(Aim): Tell how many lines contain the word "placeholder". Reply with the number only.

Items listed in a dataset
══════════

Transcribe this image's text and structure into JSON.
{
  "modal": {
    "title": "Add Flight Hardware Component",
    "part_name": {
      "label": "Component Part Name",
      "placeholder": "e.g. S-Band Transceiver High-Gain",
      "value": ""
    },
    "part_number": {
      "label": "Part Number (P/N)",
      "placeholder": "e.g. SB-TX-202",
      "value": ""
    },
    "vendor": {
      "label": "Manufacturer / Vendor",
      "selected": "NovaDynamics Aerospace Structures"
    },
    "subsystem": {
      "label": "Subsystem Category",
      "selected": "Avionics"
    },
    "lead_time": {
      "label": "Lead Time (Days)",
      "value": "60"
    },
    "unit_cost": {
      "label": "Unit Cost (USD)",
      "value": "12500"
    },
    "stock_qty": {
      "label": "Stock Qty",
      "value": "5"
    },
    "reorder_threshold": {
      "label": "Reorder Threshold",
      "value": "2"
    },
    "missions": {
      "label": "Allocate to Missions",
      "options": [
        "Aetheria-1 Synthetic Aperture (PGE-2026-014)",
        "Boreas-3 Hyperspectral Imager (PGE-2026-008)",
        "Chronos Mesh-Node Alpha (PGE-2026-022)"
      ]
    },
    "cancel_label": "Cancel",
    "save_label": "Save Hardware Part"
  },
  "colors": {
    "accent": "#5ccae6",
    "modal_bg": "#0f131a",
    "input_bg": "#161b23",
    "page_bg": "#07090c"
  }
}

══════════

(Correct output): 2